Stored data:
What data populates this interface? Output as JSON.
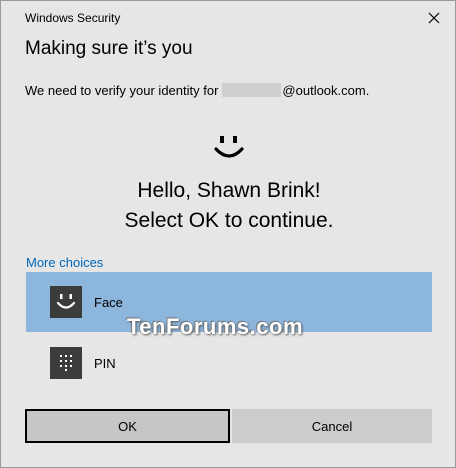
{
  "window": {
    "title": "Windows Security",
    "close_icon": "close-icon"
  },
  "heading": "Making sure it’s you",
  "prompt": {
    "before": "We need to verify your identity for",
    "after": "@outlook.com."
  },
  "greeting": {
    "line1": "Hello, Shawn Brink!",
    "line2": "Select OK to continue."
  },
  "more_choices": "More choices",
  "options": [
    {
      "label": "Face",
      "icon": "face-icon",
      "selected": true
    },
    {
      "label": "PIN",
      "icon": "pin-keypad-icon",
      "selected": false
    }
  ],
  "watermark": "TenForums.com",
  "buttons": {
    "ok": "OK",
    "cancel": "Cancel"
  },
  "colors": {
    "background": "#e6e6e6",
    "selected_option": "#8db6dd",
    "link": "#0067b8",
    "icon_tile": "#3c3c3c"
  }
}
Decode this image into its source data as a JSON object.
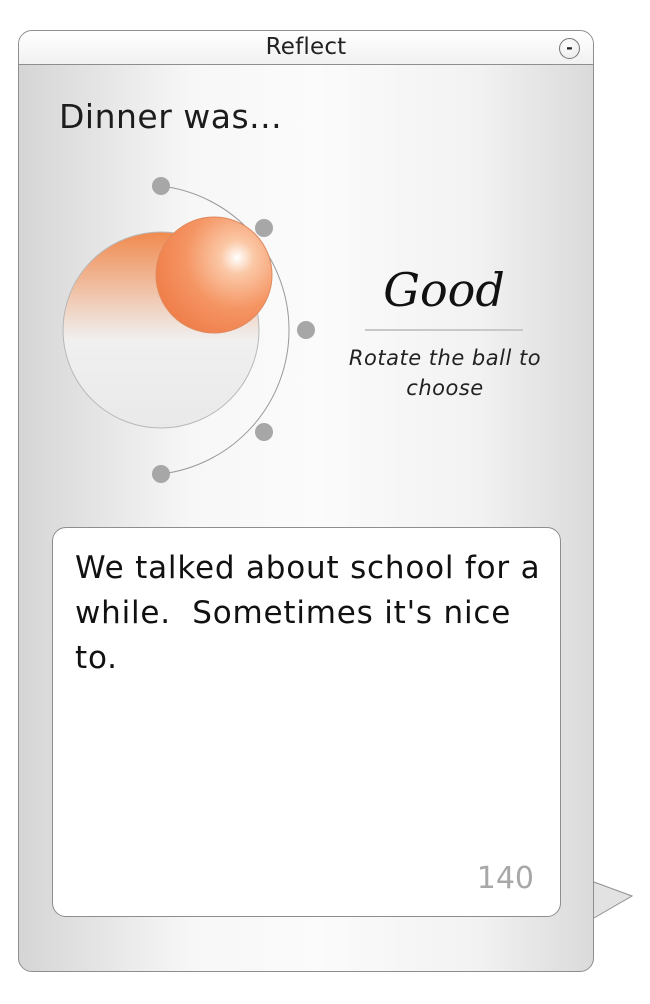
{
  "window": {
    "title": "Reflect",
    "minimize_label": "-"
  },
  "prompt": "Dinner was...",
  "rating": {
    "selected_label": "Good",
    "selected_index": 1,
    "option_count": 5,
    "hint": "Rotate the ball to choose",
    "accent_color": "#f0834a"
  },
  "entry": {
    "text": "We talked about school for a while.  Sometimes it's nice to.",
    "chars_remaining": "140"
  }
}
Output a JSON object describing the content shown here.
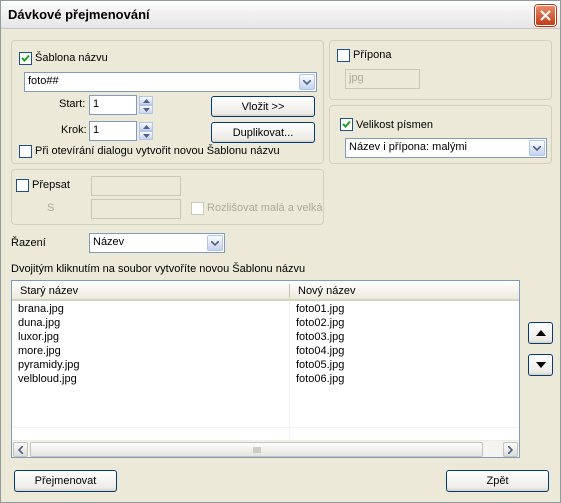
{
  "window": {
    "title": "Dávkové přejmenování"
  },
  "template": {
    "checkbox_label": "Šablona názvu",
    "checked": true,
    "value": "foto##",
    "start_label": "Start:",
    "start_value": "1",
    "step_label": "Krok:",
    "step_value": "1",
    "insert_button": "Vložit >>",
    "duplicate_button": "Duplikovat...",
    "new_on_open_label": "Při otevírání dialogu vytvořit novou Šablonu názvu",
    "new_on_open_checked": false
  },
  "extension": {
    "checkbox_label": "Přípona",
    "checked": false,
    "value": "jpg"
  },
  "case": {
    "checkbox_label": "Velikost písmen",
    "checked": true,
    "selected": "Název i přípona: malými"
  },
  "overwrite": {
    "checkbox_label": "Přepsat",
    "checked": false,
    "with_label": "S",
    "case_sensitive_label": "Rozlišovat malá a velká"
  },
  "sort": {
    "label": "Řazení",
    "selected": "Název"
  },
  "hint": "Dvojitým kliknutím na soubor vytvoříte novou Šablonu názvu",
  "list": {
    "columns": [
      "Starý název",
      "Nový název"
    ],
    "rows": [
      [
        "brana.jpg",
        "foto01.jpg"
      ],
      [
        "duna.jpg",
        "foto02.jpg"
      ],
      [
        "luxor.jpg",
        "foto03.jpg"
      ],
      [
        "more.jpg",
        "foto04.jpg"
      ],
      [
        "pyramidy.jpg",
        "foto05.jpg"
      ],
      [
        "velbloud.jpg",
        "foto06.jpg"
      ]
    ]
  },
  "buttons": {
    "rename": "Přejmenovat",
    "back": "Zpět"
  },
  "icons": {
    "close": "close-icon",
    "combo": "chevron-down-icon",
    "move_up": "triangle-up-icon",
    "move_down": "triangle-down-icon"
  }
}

Task requirements:
Gather all lines from the records above in which "object" appears.

Expected answer:
Decode this image into its source data as a JSON object.
Output a JSON object describing the content shown here.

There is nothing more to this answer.